» Problem requirements: In the entries below, count each line holding the word "name". Answer with the total alone.

Figure dataset records:
———

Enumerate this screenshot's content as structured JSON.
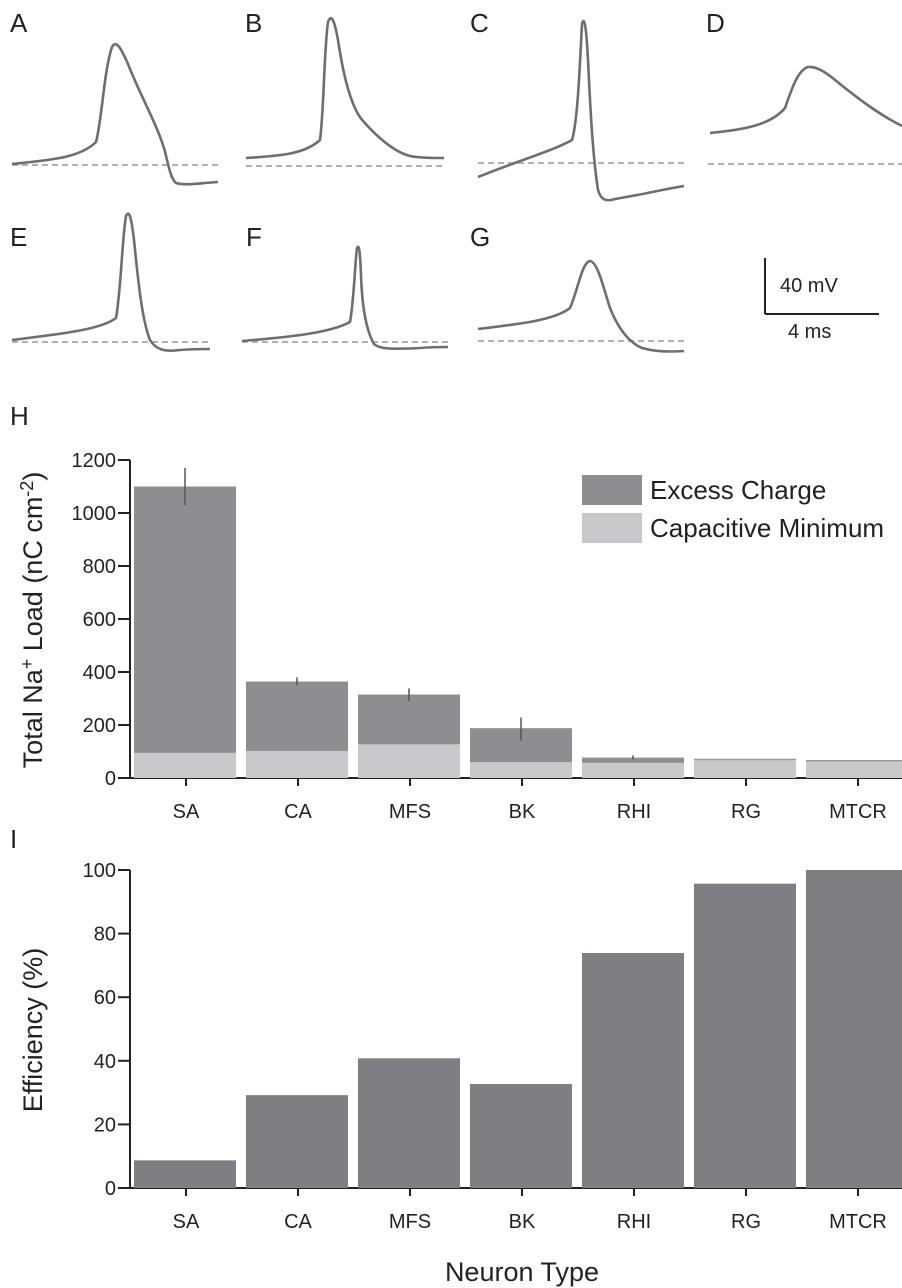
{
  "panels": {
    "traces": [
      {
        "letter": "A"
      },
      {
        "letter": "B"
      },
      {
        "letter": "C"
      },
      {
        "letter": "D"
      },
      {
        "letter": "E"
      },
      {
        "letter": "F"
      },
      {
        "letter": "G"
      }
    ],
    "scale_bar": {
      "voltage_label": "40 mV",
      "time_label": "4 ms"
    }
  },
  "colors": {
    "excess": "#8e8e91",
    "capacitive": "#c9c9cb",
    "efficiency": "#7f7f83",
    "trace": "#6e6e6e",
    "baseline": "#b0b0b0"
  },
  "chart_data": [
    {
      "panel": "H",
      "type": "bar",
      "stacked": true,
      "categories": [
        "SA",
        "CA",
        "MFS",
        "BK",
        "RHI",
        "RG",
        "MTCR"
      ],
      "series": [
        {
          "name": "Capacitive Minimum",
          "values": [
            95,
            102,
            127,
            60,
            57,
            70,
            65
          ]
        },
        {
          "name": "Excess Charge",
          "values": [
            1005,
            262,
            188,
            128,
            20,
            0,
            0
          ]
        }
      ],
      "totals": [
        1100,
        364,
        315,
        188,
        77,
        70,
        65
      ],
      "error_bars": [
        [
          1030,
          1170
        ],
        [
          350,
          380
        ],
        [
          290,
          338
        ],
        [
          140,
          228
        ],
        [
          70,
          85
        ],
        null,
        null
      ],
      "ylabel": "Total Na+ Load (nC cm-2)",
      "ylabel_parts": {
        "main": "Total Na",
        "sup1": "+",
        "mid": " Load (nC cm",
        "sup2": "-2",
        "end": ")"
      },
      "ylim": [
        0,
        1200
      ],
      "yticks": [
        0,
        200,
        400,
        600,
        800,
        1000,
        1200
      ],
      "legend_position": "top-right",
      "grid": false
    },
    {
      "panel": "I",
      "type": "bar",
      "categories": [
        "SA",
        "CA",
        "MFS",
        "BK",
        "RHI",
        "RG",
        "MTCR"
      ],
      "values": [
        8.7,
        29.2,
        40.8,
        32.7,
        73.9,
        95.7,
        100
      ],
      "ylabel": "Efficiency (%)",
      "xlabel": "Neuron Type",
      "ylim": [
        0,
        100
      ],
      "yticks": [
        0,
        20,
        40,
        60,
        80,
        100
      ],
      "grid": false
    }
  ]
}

———

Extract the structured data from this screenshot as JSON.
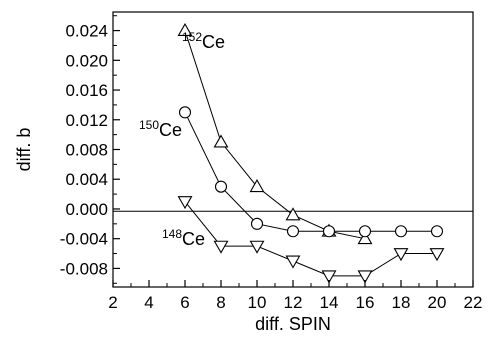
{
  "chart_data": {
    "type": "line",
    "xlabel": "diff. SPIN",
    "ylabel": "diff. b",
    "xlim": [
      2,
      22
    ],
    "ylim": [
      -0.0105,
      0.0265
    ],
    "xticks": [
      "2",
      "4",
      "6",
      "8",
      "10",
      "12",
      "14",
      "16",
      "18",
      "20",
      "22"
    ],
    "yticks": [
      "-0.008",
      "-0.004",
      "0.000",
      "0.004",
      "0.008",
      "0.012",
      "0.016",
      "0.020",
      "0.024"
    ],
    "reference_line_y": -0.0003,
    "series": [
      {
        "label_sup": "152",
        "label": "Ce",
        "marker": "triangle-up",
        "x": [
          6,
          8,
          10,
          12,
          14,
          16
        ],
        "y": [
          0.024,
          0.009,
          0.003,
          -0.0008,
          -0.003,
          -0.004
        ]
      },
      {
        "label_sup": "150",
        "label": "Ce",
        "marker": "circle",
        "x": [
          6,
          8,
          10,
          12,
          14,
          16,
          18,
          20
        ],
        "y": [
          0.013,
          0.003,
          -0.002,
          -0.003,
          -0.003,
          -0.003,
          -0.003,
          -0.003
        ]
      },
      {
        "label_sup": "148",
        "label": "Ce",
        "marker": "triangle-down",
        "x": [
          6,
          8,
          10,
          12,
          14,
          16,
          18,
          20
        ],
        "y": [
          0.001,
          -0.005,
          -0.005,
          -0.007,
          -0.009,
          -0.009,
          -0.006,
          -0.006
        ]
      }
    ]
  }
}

———

» Result of this exercise: 2